Given request | Each entry that follows must be output without any deviation.

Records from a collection
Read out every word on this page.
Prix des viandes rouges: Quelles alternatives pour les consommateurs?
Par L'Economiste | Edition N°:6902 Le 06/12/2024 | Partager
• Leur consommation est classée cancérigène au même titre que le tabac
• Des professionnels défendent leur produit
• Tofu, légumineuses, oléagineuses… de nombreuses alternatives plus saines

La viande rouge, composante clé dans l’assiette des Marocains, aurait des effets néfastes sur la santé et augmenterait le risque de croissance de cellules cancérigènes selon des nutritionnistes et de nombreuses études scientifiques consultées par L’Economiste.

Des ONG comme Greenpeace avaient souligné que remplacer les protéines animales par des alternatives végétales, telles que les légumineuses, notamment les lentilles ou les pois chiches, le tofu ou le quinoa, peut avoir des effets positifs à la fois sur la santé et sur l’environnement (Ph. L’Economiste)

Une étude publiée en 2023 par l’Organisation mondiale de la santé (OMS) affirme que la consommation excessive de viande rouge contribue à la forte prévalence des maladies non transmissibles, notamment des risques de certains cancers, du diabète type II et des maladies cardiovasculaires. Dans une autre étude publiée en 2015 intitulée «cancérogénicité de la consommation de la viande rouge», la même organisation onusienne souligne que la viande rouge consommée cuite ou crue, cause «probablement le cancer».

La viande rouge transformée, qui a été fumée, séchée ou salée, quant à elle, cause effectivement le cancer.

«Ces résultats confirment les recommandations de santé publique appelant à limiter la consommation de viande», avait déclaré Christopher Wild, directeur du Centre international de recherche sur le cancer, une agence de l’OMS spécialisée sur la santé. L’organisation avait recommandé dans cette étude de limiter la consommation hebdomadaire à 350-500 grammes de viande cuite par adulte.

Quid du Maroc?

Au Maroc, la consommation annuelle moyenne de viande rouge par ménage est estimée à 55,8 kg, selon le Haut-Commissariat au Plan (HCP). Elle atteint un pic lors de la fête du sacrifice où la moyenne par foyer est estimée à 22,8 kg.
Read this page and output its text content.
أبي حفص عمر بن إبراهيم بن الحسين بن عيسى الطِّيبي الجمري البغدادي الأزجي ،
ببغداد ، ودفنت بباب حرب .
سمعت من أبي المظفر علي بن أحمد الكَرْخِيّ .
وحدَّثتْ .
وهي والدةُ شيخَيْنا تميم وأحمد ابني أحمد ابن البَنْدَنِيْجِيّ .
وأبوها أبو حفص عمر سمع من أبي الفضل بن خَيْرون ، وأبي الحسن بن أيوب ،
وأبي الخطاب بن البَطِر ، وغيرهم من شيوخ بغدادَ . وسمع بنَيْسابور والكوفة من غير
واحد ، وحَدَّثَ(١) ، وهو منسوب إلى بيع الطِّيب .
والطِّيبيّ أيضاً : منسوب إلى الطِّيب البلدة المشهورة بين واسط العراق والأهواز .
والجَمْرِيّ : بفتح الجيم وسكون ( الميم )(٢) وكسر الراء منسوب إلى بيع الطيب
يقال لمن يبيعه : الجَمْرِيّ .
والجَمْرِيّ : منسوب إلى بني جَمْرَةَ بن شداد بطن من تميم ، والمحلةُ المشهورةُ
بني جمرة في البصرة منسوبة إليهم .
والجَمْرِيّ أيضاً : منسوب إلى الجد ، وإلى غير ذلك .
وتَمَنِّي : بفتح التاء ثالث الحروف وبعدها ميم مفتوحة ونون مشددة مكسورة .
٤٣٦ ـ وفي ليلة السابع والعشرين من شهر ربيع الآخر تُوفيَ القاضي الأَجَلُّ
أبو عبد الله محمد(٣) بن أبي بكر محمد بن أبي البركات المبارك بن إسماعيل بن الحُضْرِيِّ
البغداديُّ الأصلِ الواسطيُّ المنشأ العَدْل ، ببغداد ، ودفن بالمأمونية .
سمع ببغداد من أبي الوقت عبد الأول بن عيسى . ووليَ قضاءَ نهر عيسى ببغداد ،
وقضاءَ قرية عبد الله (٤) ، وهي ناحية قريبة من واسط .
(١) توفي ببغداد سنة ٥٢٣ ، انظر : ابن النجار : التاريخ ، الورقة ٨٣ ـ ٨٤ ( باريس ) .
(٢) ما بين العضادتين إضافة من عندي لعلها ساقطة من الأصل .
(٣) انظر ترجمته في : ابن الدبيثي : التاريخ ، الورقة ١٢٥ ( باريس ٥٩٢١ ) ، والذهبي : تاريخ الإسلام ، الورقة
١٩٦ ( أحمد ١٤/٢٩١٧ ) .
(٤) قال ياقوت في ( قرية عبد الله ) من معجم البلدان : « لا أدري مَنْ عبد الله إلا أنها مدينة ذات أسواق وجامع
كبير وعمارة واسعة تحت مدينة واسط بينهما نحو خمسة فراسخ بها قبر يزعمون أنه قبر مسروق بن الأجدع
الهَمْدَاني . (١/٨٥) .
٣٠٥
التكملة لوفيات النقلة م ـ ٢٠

Full output |
Read out every word on this page.
Prix des viandes rouges: Quelles alternatives pour les consommateurs?
Par L'Economiste | Edition N°:6902 Le 06/12/2024 | Partager
• Leur consommation est classée cancérigène au même titre que le tabac
• Des professionnels défendent leur produit
• Tofu, légumineuses, oléagineuses… de nombreuses alternatives plus saines

La viande rouge, composante clé dans l’assiette des Marocains, aurait des effets néfastes sur la santé et augmenterait le risque de croissance de cellules cancérigènes selon des nutritionnistes et de nombreuses études scientifiques consultées par L’Economiste.

Des ONG comme Greenpeace avaient souligné que remplacer les protéines animales par des alternatives végétales, telles que les légumineuses, notamment les lentilles ou les pois chiches, le tofu ou le quinoa, peut avoir des effets positifs à la fois sur la santé et sur l’environnement (Ph. L’Economiste)

Une étude publiée en 2023 par l’Organisation mondiale de la santé (OMS) affirme que la consommation excessive de viande rouge contribue à la forte prévalence des maladies non transmissibles, notamment des risques de certains cancers, du diabète type II et des maladies cardiovasculaires. Dans une autre étude publiée en 2015 intitulée «cancérogénicité de la consommation de la viande rouge», la même organisation onusienne souligne que la viande rouge consommée cuite ou crue, cause «probablement le cancer».

La viande rouge transformée, qui a été fumée, séchée ou salée, quant à elle, cause effectivement le cancer.

«Ces résultats confirment les recommandations de santé publique appelant à limiter la consommation de viande», avait déclaré Christopher Wild, directeur du Centre international de recherche sur le cancer, une agence de l’OMS spécialisée sur la santé. L’organisation avait recommandé dans cette étude de limiter la consommation hebdomadaire à 350-500 grammes de viande cuite par adulte.

Quid du Maroc?

Au Maroc, la consommation annuelle moyenne de viande rouge par ménage est estimée à 55,8 kg, selon le Haut-Commissariat au Plan (HCP). Elle atteint un pic lors de la fête du sacrifice où la moyenne par foyer est estimée à 22,8 kg.
Read this page and output its text content.
أبي حفص عمر بن إبراهيم بن الحسين بن عيسى الطِّيبي الجمري البغدادي الأزجي ،
ببغداد ، ودفنت بباب حرب .
سمعت من أبي المظفر علي بن أحمد الكَرْخِيّ .
وحدَّثتْ .
وهي والدةُ شيخَيْنا تميم وأحمد ابني أحمد ابن البَنْدَنِيْجِيّ .
وأبوها أبو حفص عمر سمع من أبي الفضل بن خَيْرون ، وأبي الحسن بن أيوب ،
وأبي الخطاب بن البَطِر ، وغيرهم من شيوخ بغدادَ . وسمع بنَيْسابور والكوفة من غير
واحد ، وحَدَّثَ(١) ، وهو منسوب إلى بيع الطِّيب .
والطِّيبيّ أيضاً : منسوب إلى الطِّيب البلدة المشهورة بين واسط العراق والأهواز .
والجَمْرِيّ : بفتح الجيم وسكون ( الميم )(٢) وكسر الراء منسوب إلى بيع الطيب
يقال لمن يبيعه : الجَمْرِيّ .
والجَمْرِيّ : منسوب إلى بني جَمْرَةَ بن شداد بطن من تميم ، والمحلةُ المشهورةُ
بني جمرة في البصرة منسوبة إليهم .
والجَمْرِيّ أيضاً : منسوب إلى الجد ، وإلى غير ذلك .
وتَمَنِّي : بفتح التاء ثالث الحروف وبعدها ميم مفتوحة ونون مشددة مكسورة .
٤٣٦ ـ وفي ليلة السابع والعشرين من شهر ربيع الآخر تُوفيَ القاضي الأَجَلُّ
أبو عبد الله محمد(٣) بن أبي بكر محمد بن أبي البركات المبارك بن إسماعيل بن الحُضْرِيِّ
البغداديُّ الأصلِ الواسطيُّ المنشأ العَدْل ، ببغداد ، ودفن بالمأمونية .
سمع ببغداد من أبي الوقت عبد الأول بن عيسى . ووليَ قضاءَ نهر عيسى ببغداد ،
وقضاءَ قرية عبد الله (٤) ، وهي ناحية قريبة من واسط .
(١) توفي ببغداد سنة ٥٢٣ ، انظر : ابن النجار : التاريخ ، الورقة ٨٣ ـ ٨٤ ( باريس ) .
(٢) ما بين العضادتين إضافة من عندي لعلها ساقطة من الأصل .
(٣) انظر ترجمته في : ابن الدبيثي : التاريخ ، الورقة ١٢٥ ( باريس ٥٩٢١ ) ، والذهبي : تاريخ الإسلام ، الورقة
١٩٦ ( أحمد ١٤/٢٩١٧ ) .
(٤) قال ياقوت في ( قرية عبد الله ) من معجم البلدان : « لا أدري مَنْ عبد الله إلا أنها مدينة ذات أسواق وجامع
كبير وعمارة واسعة تحت مدينة واسط بينهما نحو خمسة فراسخ بها قبر يزعمون أنه قبر مسروق بن الأجدع
الهَمْدَاني . (١/٨٥) .
٣٠٥
التكملة لوفيات النقلة م ـ ٢٠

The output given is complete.